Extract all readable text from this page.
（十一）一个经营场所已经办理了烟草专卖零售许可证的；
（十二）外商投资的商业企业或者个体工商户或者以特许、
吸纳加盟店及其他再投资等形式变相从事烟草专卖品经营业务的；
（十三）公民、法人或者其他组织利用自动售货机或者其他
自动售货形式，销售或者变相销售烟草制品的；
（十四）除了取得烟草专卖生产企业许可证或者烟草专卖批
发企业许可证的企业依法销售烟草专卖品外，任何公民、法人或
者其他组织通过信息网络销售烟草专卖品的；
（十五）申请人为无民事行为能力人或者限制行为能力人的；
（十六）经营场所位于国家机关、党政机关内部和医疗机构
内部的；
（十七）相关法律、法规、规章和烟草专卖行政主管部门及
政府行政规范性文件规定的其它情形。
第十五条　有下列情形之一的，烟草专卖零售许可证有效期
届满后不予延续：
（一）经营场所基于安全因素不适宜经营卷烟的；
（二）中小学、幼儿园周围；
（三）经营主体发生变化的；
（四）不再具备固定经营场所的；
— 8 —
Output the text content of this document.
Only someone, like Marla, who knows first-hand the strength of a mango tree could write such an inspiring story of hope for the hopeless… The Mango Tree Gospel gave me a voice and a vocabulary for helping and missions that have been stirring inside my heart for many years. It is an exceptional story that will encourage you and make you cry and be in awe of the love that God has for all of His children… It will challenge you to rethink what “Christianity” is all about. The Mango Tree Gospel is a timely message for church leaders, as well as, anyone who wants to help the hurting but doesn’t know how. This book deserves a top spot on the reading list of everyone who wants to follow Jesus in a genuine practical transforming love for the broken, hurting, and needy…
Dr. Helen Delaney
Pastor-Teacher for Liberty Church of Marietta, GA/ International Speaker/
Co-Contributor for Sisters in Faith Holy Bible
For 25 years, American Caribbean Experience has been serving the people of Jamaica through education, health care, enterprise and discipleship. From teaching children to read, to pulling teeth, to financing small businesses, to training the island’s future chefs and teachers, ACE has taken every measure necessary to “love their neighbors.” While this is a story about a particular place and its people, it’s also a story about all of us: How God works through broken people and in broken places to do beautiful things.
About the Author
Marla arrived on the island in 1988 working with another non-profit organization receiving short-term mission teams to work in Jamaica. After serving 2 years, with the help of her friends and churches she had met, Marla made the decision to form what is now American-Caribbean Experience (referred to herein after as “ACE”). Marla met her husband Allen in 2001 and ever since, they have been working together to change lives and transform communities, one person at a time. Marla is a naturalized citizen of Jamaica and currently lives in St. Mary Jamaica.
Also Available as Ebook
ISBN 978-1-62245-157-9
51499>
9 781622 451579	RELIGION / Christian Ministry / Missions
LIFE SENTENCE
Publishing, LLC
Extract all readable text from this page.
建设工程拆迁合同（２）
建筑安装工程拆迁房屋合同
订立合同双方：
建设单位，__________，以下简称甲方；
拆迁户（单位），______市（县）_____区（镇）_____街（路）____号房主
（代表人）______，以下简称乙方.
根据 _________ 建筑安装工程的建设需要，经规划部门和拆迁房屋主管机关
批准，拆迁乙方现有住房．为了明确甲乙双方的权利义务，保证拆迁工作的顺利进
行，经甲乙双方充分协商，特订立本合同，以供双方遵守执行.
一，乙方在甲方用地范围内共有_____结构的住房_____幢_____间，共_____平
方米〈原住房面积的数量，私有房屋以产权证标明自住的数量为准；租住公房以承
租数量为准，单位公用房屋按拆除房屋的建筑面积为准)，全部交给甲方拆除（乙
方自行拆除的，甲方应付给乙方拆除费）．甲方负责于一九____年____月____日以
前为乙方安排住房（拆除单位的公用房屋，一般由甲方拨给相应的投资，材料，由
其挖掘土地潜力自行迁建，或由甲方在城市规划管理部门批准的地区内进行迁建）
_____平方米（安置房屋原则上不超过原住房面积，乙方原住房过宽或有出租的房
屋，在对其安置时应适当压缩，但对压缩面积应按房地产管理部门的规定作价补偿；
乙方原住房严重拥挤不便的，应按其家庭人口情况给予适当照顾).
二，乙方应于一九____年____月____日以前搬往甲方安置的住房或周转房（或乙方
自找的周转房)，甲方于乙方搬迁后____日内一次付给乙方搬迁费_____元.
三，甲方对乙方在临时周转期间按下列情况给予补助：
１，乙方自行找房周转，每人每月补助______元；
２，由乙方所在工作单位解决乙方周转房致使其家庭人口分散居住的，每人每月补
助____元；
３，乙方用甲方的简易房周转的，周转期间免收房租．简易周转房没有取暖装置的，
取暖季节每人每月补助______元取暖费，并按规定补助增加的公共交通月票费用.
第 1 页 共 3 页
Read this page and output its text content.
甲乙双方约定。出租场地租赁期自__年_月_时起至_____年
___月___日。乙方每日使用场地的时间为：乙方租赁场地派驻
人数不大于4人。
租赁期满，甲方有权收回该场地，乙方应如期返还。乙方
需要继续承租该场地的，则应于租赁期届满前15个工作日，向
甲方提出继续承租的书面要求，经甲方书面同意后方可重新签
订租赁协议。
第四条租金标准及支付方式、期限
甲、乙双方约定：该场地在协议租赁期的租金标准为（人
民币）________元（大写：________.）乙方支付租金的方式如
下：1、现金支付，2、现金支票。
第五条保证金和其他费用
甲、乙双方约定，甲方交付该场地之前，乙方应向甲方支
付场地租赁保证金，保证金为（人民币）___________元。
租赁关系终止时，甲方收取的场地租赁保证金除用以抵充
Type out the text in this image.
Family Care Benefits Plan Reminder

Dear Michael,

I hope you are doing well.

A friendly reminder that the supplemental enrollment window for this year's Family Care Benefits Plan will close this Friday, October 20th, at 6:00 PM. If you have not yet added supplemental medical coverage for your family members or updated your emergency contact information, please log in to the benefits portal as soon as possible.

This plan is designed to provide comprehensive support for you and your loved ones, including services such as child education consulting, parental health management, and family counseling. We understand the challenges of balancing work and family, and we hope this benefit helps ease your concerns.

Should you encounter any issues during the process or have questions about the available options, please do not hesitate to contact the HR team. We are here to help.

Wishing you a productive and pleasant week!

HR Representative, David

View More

The problem —
Repeat, without changes, every line from the one that contains "Read this page and output its text content." through the final line of the data.

Expected output —
Read this page and output its text content.
甲乙双方约定。出租场地租赁期自__年_月_时起至_____年
___月___日。乙方每日使用场地的时间为：乙方租赁场地派驻
人数不大于4人。
租赁期满，甲方有权收回该场地，乙方应如期返还。乙方
需要继续承租该场地的，则应于租赁期届满前15个工作日，向
甲方提出继续承租的书面要求，经甲方书面同意后方可重新签
订租赁协议。
第四条租金标准及支付方式、期限
甲、乙双方约定：该场地在协议租赁期的租金标准为（人
民币）________元（大写：________.）乙方支付租金的方式如
下：1、现金支付，2、现金支票。
第五条保证金和其他费用
甲、乙双方约定，甲方交付该场地之前，乙方应向甲方支
付场地租赁保证金，保证金为（人民币）___________元。
租赁关系终止时，甲方收取的场地租赁保证金除用以抵充
Type out the text in this image.
Family Care Benefits Plan Reminder

Dear Michael,

I hope you are doing well.

A friendly reminder that the supplemental enrollment window for this year's Family Care Benefits Plan will close this Friday, October 20th, at 6:00 PM. If you have not yet added supplemental medical coverage for your family members or updated your emergency contact information, please log in to the benefits portal as soon as possible.

This plan is designed to provide comprehensive support for you and your loved ones, including services such as child education consulting, parental health management, and family counseling. We understand the challenges of balancing work and family, and we hope this benefit helps ease your concerns.

Should you encounter any issues during the process or have questions about the available options, please do not hesitate to contact the HR team. We are here to help.

Wishing you a productive and pleasant week!

HR Representative, David

View More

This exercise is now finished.